Copy the data precisely, keeping every character.

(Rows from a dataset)
◆ ◆ ◆ ◆ ◆ ◆ ◆

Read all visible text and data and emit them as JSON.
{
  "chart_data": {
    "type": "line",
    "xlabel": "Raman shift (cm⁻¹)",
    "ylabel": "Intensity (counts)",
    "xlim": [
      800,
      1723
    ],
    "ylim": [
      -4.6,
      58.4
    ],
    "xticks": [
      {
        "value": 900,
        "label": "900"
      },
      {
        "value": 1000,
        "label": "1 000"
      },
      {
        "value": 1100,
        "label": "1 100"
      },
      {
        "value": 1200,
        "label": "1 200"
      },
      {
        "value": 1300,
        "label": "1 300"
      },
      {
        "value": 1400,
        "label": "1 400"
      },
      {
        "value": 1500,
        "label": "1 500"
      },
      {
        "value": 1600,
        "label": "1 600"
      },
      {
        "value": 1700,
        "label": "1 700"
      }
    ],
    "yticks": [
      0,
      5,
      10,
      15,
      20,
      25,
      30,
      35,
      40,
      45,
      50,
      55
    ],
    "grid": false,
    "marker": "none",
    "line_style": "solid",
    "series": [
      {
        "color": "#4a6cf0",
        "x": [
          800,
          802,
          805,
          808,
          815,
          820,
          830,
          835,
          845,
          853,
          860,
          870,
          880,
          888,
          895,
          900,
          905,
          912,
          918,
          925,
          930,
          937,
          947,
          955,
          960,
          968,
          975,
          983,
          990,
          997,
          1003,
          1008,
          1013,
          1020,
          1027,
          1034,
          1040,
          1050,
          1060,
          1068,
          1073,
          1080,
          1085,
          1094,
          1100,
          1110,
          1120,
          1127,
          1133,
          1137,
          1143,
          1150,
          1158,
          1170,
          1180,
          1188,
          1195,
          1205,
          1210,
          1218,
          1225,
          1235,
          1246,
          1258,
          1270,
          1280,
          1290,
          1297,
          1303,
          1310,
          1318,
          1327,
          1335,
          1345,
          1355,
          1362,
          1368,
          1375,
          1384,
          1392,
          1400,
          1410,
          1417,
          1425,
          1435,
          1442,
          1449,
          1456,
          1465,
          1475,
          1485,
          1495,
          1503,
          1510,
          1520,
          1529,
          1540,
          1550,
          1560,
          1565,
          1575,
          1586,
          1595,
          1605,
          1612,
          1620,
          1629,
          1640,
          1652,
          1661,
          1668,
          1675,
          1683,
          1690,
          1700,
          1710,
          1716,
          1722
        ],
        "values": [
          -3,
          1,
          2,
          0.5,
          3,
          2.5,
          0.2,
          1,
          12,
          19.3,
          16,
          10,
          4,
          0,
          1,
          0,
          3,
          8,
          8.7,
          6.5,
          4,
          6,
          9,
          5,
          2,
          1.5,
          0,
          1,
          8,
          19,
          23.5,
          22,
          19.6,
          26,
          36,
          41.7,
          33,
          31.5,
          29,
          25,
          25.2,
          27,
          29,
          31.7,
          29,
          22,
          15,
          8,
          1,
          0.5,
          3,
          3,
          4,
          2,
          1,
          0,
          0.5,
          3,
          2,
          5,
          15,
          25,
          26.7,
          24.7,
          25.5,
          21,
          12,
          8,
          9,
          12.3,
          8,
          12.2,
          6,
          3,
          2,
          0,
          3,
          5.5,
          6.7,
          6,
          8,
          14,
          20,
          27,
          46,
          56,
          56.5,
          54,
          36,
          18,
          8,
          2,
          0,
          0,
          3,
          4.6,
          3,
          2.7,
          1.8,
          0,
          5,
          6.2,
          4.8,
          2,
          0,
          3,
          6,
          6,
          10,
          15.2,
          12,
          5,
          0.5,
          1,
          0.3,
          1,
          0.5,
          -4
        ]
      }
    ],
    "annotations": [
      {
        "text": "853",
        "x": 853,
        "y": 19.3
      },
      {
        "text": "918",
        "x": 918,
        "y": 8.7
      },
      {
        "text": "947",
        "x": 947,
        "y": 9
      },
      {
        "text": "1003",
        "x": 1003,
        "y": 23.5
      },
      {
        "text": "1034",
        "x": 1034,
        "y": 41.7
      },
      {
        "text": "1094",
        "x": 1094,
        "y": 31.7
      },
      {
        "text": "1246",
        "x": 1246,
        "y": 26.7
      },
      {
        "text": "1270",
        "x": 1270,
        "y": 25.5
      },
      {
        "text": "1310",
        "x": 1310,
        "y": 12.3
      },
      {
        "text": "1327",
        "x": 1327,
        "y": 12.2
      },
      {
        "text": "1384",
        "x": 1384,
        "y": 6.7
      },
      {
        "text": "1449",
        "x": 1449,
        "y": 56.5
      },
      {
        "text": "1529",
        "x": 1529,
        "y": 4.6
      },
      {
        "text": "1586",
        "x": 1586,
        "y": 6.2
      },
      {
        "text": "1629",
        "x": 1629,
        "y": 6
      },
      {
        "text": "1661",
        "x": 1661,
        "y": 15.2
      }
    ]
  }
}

◆ ◆ ◆ ◆ ◆ ◆ ◆

[The answer]:
Read all visible text and data and emit them as JSON.
{
  "chart_data": {
    "type": "line",
    "xlabel": "Raman shift (cm⁻¹)",
    "ylabel": "Intensity (counts)",
    "xlim": [
      800,
      1723
    ],
    "ylim": [
      -4.6,
      58.4
    ],
    "xticks": [
      {
        "value": 900,
        "label": "900"
      },
      {
        "value": 1000,
        "label": "1 000"
      },
      {
        "value": 1100,
        "label": "1 100"
      },
      {
        "value": 1200,
        "label": "1 200"
      },
      {
        "value": 1300,
        "label": "1 300"
      },
      {
        "value": 1400,
        "label": "1 400"
      },
      {
        "value": 1500,
        "label": "1 500"
      },
      {
        "value": 1600,
        "label": "1 600"
      },
      {
        "value": 1700,
        "label": "1 700"
      }
    ],
    "yticks": [
      0,
      5,
      10,
      15,
      20,
      25,
      30,
      35,
      40,
      45,
      50,
      55
    ],
    "grid": false,
    "marker": "none",
    "line_style": "solid",
    "series": [
      {
        "color": "#4a6cf0",
        "x": [
          800,
          802,
          805,
          808,
          815,
          820,
          830,
          835,
          845,
          853,
          860,
          870,
          880,
          888,
          895,
          900,
          905,
          912,
          918,
          925,
          930,
          937,
          947,
          955,
          960,
          968,
          975,
          983,
          990,
          997,
          1003,
          1008,
          1013,
          1020,
          1027,
          1034,
          1040,
          1050,
          1060,
          1068,
          1073,
          1080,
          1085,
          1094,
          1100,
          1110,
          1120,
          1127,
          1133,
          1137,
          1143,
          1150,
          1158,
          1170,
          1180,
          1188,
          1195,
          1205,
          1210,
          1218,
          1225,
          1235,
          1246,
          1258,
          1270,
          1280,
          1290,
          1297,
          1303,
          1310,
          1318,
          1327,
          1335,
          1345,
          1355,
          1362,
          1368,
          1375,
          1384,
          1392,
          1400,
          1410,
          1417,
          1425,
          1435,
          1442,
          1449,
          1456,
          1465,
          1475,
          1485,
          1495,
          1503,
          1510,
          1520,
          1529,
          1540,
          1550,
          1560,
          1565,
          1575,
          1586,
          1595,
          1605,
          1612,
          1620,
          1629,
          1640,
          1652,
          1661,
          1668,
          1675,
          1683,
          1690,
          1700,
          1710,
          1716,
          1722
        ],
        "values": [
          -3,
          1,
          2,
          0.5,
          3,
          2.5,
          0.2,
          1,
          12,
          19.3,
          16,
          10,
          4,
          0,
          1,
          0,
          3,
          8,
          8.7,
          6.5,
          4,
          6,
          9,
          5,
          2,
          1.5,
          0,
          1,
          8,
          19,
          23.5,
          22,
          19.6,
          26,
          36,
          41.7,
          33,
          31.5,
          29,
          25,
          25.2,
          27,
          29,
          31.7,
          29,
          22,
          15,
          8,
          1,
          0.5,
          3,
          3,
          4,
          2,
          1,
          0,
          0.5,
          3,
          2,
          5,
          15,
          25,
          26.7,
          24.7,
          25.5,
          21,
          12,
          8,
          9,
          12.3,
          8,
          12.2,
          6,
          3,
          2,
          0,
          3,
          5.5,
          6.7,
          6,
          8,
          14,
          20,
          27,
          46,
          56,
          56.5,
          54,
          36,
          18,
          8,
          2,
          0,
          0,
          3,
          4.6,
          3,
          2.7,
          1.8,
          0,
          5,
          6.2,
          4.8,
          2,
          0,
          3,
          6,
          6,
          10,
          15.2,
          12,
          5,
          0.5,
          1,
          0.3,
          1,
          0.5,
          -4
        ]
      }
    ],
    "annotations": [
      {
        "text": "853",
        "x": 853,
        "y": 19.3
      },
      {
        "text": "918",
        "x": 918,
        "y": 8.7
      },
      {
        "text": "947",
        "x": 947,
        "y": 9
      },
      {
        "text": "1003",
        "x": 1003,
        "y": 23.5
      },
      {
        "text": "1034",
        "x": 1034,
        "y": 41.7
      },
      {
        "text": "1094",
        "x": 1094,
        "y": 31.7
      },
      {
        "text": "1246",
        "x": 1246,
        "y": 26.7
      },
      {
        "text": "1270",
        "x": 1270,
        "y": 25.5
      },
      {
        "text": "1310",
        "x": 1310,
        "y": 12.3
      },
      {
        "text": "1327",
        "x": 1327,
        "y": 12.2
      },
      {
        "text": "1384",
        "x": 1384,
        "y": 6.7
      },
      {
        "text": "1449",
        "x": 1449,
        "y": 56.5
      },
      {
        "text": "1529",
        "x": 1529,
        "y": 4.6
      },
      {
        "text": "1586",
        "x": 1586,
        "y": 6.2
      },
      {
        "text": "1629",
        "x": 1629,
        "y": 6
      },
      {
        "text": "1661",
        "x": 1661,
        "y": 15.2
      }
    ]
  }
}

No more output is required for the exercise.